> [Stored data]
========

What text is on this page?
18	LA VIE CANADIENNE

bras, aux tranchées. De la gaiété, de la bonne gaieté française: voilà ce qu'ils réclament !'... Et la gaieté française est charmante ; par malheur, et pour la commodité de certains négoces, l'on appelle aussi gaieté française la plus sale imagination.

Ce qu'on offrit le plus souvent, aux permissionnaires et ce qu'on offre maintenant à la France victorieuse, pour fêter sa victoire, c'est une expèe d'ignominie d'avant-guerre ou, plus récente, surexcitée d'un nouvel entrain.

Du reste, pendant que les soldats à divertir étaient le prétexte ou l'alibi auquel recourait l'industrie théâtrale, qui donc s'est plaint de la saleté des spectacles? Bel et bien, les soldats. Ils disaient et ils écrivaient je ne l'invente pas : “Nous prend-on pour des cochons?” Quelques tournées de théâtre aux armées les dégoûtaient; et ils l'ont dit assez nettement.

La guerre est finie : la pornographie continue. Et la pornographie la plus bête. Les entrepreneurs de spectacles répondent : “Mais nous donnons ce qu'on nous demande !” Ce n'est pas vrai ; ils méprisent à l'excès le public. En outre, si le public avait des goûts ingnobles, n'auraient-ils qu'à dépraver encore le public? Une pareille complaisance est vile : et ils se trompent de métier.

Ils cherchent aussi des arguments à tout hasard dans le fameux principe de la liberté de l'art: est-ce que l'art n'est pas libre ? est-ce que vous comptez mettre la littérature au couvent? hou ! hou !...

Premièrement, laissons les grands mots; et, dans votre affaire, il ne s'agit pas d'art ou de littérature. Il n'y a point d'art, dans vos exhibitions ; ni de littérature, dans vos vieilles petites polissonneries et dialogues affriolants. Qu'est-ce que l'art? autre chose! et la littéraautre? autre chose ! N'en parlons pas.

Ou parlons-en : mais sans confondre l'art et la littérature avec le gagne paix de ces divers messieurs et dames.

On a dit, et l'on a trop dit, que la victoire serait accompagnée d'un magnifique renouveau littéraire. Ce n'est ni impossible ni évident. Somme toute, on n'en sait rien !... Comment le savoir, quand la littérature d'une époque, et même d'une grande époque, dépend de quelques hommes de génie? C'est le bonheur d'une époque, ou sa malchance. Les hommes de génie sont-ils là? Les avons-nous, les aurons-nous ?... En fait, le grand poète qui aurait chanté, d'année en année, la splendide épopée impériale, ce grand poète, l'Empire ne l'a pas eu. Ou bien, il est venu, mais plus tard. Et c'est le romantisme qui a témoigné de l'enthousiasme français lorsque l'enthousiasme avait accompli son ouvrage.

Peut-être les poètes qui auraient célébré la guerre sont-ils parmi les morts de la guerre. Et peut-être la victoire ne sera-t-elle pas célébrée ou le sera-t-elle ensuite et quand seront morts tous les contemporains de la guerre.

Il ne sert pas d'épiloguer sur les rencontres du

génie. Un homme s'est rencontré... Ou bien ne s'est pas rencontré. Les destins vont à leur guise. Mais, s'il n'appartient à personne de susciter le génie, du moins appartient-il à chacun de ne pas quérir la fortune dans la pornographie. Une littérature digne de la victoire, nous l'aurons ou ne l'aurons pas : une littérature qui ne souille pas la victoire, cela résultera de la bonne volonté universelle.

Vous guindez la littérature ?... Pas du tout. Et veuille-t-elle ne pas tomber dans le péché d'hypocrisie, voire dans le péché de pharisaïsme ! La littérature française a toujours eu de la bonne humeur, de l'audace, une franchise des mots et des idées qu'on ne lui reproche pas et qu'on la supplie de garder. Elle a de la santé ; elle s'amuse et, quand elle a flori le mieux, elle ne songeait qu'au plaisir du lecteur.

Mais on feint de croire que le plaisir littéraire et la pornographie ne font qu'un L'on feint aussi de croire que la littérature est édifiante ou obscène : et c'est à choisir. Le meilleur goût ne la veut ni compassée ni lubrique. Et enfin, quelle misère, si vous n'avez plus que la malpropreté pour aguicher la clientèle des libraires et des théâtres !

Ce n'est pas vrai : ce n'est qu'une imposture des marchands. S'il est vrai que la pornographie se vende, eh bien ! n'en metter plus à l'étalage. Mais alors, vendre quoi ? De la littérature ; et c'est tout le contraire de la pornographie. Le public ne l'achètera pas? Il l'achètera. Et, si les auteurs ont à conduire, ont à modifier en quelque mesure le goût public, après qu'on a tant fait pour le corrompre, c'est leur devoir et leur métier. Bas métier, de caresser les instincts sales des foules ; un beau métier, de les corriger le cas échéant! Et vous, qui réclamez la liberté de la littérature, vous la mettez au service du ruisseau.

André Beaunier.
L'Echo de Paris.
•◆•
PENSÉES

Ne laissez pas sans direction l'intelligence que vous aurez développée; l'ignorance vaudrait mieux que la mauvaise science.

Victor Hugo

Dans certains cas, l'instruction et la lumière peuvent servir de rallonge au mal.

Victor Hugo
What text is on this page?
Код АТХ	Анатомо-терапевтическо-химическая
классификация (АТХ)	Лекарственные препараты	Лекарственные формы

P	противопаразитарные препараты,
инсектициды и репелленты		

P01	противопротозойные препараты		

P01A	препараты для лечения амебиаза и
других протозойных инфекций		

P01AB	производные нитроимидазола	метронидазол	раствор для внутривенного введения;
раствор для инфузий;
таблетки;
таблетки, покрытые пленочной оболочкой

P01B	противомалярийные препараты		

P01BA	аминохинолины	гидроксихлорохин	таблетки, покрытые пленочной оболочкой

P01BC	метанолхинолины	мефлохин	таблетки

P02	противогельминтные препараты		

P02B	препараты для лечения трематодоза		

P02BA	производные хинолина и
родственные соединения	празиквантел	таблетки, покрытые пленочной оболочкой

========

> [Problem statement]
What is the number of lines in the records that contain the string "раствор"? Give only that number.

> [Completed task]
2